Part of a data file
** BEGIN **
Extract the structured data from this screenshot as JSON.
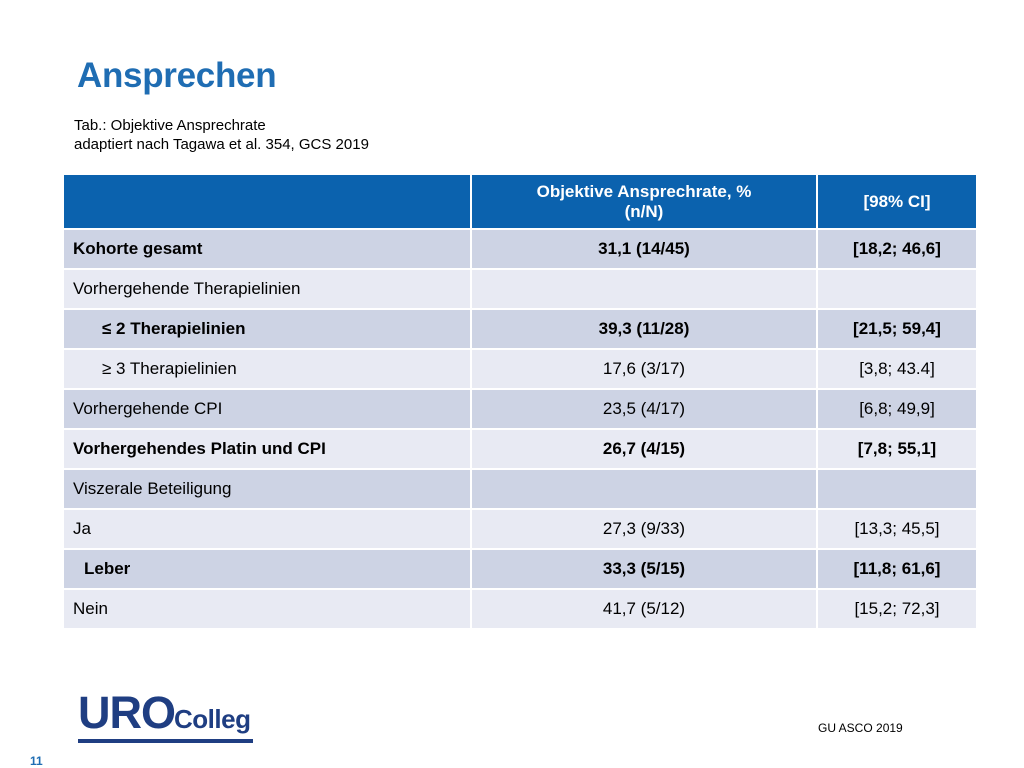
{
  "slide": {
    "title": "Ansprechen",
    "caption_line1": "Tab.: Objektive Ansprechrate",
    "caption_line2": "adaptiert nach Tagawa et al. 354, GCS 2019",
    "source": "GU ASCO 2019",
    "page_number": "11"
  },
  "logo": {
    "word1": "URO",
    "word2": "Colleg"
  },
  "table": {
    "header": {
      "col1": "",
      "col2_line1": "Objektive Ansprechrate, %",
      "col2_line2": "(n/N)",
      "col3": "[98% CI]"
    },
    "rows": [
      {
        "label": "Kohorte gesamt",
        "rate": "31,1 (14/45)",
        "ci": "[18,2; 46,6]"
      },
      {
        "label": "Vorhergehende Therapielinien",
        "rate": "",
        "ci": ""
      },
      {
        "label": "≤ 2 Therapielinien",
        "rate": "39,3 (11/28)",
        "ci": "[21,5; 59,4]"
      },
      {
        "label": "≥ 3 Therapielinien",
        "rate": "17,6 (3/17)",
        "ci": "[3,8; 43.4]"
      },
      {
        "label": "Vorhergehende CPI",
        "rate": "23,5 (4/17)",
        "ci": "[6,8; 49,9]"
      },
      {
        "label": "Vorhergehendes Platin und CPI",
        "rate": "26,7 (4/15)",
        "ci": "[7,8; 55,1]"
      },
      {
        "label": "Viszerale Beteiligung",
        "rate": "",
        "ci": ""
      },
      {
        "label": "Ja",
        "rate": "27,3 (9/33)",
        "ci": "[13,3; 45,5]"
      },
      {
        "label": "Leber",
        "rate": "33,3 (5/15)",
        "ci": "[11,8; 61,6]"
      },
      {
        "label": "Nein",
        "rate": "41,7 (5/12)",
        "ci": "[15,2; 72,3]"
      }
    ]
  },
  "colors": {
    "title": "#1f6db3",
    "header_bg": "#0b62ae",
    "row_dark": "#cdd3e4",
    "row_light": "#e8eaf3",
    "logo": "#1f3e82"
  }
}
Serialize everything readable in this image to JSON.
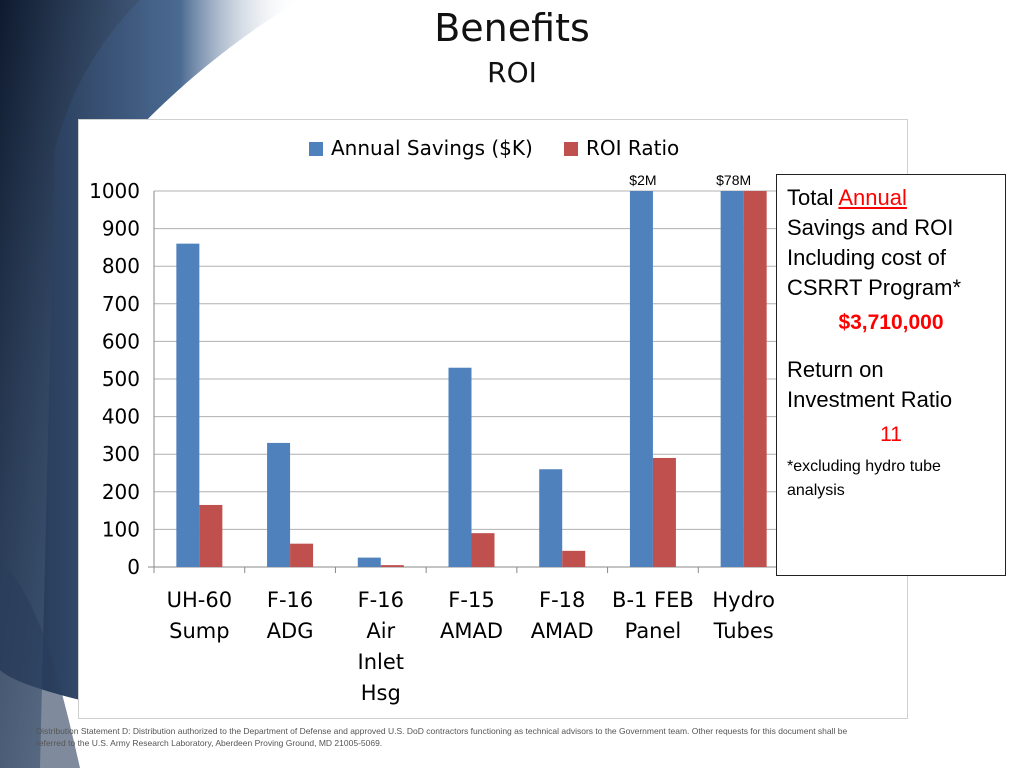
{
  "slide": {
    "title": "Benefits",
    "subtitle": "ROI"
  },
  "chart_data": {
    "type": "bar",
    "categories": [
      "UH-60 Sump",
      "F-16 ADG",
      "F-16 Air Inlet Hsg",
      "F-15 AMAD",
      "F-18 AMAD",
      "B-1 FEB Panel",
      "Hydro Tubes"
    ],
    "category_lines": [
      [
        "UH-60",
        "Sump"
      ],
      [
        "F-16",
        "ADG"
      ],
      [
        "F-16",
        "Air",
        "Inlet",
        "Hsg"
      ],
      [
        "F-15",
        "AMAD"
      ],
      [
        "F-18",
        "AMAD"
      ],
      [
        "B-1 FEB",
        "Panel"
      ],
      [
        "Hydro",
        "Tubes"
      ]
    ],
    "series": [
      {
        "name": "Annual Savings ($K)",
        "values": [
          860,
          330,
          25,
          530,
          260,
          1000,
          1000
        ],
        "color": "#4f81bd"
      },
      {
        "name": "ROI Ratio",
        "values": [
          165,
          62,
          5,
          90,
          43,
          290,
          1000
        ],
        "color": "#c0504d"
      }
    ],
    "ylim": [
      0,
      1000
    ],
    "yticks": [
      0,
      100,
      200,
      300,
      400,
      500,
      600,
      700,
      800,
      900,
      1000
    ],
    "grid": true,
    "legend": "top",
    "annotations": [
      {
        "category_index": 5,
        "text": "$2M"
      },
      {
        "category_index": 6,
        "text": "$78M"
      }
    ]
  },
  "info_box": {
    "line1_prefix": "Total ",
    "line1_accent": "Annual",
    "line1_rest": "Savings and ROI Including cost of CSRRT Program*",
    "total_value": "$3,710,000",
    "roi_label": "Return on Investment Ratio",
    "roi_value": "11",
    "note": "*excluding hydro tube analysis"
  },
  "footer": {
    "text": "Distribution Statement D: Distribution authorized to the Department of Defense and approved U.S. DoD contractors functioning as technical advisors to the Government team.  Other requests for this document shall be referred to the U.S. Army Research Laboratory, Aberdeen Proving Ground, MD 21005-5069."
  }
}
** END **
Please write out all the data again word for word, but not the pictures.

▶ EXERCISE OUTPUT
Extract the structured data from this screenshot as JSON.
{
  "slide": {
    "title": "Ansprechen",
    "caption_line1": "Tab.: Objektive Ansprechrate",
    "caption_line2": "adaptiert nach Tagawa et al. 354, GCS 2019",
    "source": "GU ASCO 2019",
    "page_number": "11"
  },
  "logo": {
    "word1": "URO",
    "word2": "Colleg"
  },
  "table": {
    "header": {
      "col1": "",
      "col2_line1": "Objektive Ansprechrate, %",
      "col2_line2": "(n/N)",
      "col3": "[98% CI]"
    },
    "rows": [
      {
        "label": "Kohorte gesamt",
        "rate": "31,1 (14/45)",
        "ci": "[18,2; 46,6]"
      },
      {
        "label": "Vorhergehende Therapielinien",
        "rate": "",
        "ci": ""
      },
      {
        "label": "≤ 2 Therapielinien",
        "rate": "39,3 (11/28)",
        "ci": "[21,5; 59,4]"
      },
      {
        "label": "≥ 3 Therapielinien",
        "rate": "17,6 (3/17)",
        "ci": "[3,8; 43.4]"
      },
      {
        "label": "Vorhergehende CPI",
        "rate": "23,5 (4/17)",
        "ci": "[6,8; 49,9]"
      },
      {
        "label": "Vorhergehendes Platin und CPI",
        "rate": "26,7 (4/15)",
        "ci": "[7,8; 55,1]"
      },
      {
        "label": "Viszerale Beteiligung",
        "rate": "",
        "ci": ""
      },
      {
        "label": "Ja",
        "rate": "27,3 (9/33)",
        "ci": "[13,3; 45,5]"
      },
      {
        "label": "Leber",
        "rate": "33,3 (5/15)",
        "ci": "[11,8; 61,6]"
      },
      {
        "label": "Nein",
        "rate": "41,7 (5/12)",
        "ci": "[15,2; 72,3]"
      }
    ]
  },
  "colors": {
    "title": "#1f6db3",
    "header_bg": "#0b62ae",
    "row_dark": "#cdd3e4",
    "row_light": "#e8eaf3",
    "logo": "#1f3e82"
  }
}
Serialize everything readable in this image to JSON.
{
  "slide": {
    "title": "Benefits",
    "subtitle": "ROI"
  },
  "chart_data": {
    "type": "bar",
    "categories": [
      "UH-60 Sump",
      "F-16 ADG",
      "F-16 Air Inlet Hsg",
      "F-15 AMAD",
      "F-18 AMAD",
      "B-1 FEB Panel",
      "Hydro Tubes"
    ],
    "category_lines": [
      [
        "UH-60",
        "Sump"
      ],
      [
        "F-16",
        "ADG"
      ],
      [
        "F-16",
        "Air",
        "Inlet",
        "Hsg"
      ],
      [
        "F-15",
        "AMAD"
      ],
      [
        "F-18",
        "AMAD"
      ],
      [
        "B-1 FEB",
        "Panel"
      ],
      [
        "Hydro",
        "Tubes"
      ]
    ],
    "series": [
      {
        "name": "Annual Savings ($K)",
        "values": [
          860,
          330,
          25,
          530,
          260,
          1000,
          1000
        ],
        "color": "#4f81bd"
      },
      {
        "name": "ROI Ratio",
        "values": [
          165,
          62,
          5,
          90,
          43,
          290,
          1000
        ],
        "color": "#c0504d"
      }
    ],
    "ylim": [
      0,
      1000
    ],
    "yticks": [
      0,
      100,
      200,
      300,
      400,
      500,
      600,
      700,
      800,
      900,
      1000
    ],
    "grid": true,
    "legend": "top",
    "annotations": [
      {
        "category_index": 5,
        "text": "$2M"
      },
      {
        "category_index": 6,
        "text": "$78M"
      }
    ]
  },
  "info_box": {
    "line1_prefix": "Total ",
    "line1_accent": "Annual",
    "line1_rest": "Savings and ROI Including cost of CSRRT Program*",
    "total_value": "$3,710,000",
    "roi_label": "Return on Investment Ratio",
    "roi_value": "11",
    "note": "*excluding hydro tube analysis"
  },
  "footer": {
    "text": "Distribution Statement D: Distribution authorized to the Department of Defense and approved U.S. DoD contractors functioning as technical advisors to the Government team.  Other requests for this document shall be referred to the U.S. Army Research Laboratory, Aberdeen Proving Ground, MD 21005-5069."
  }
}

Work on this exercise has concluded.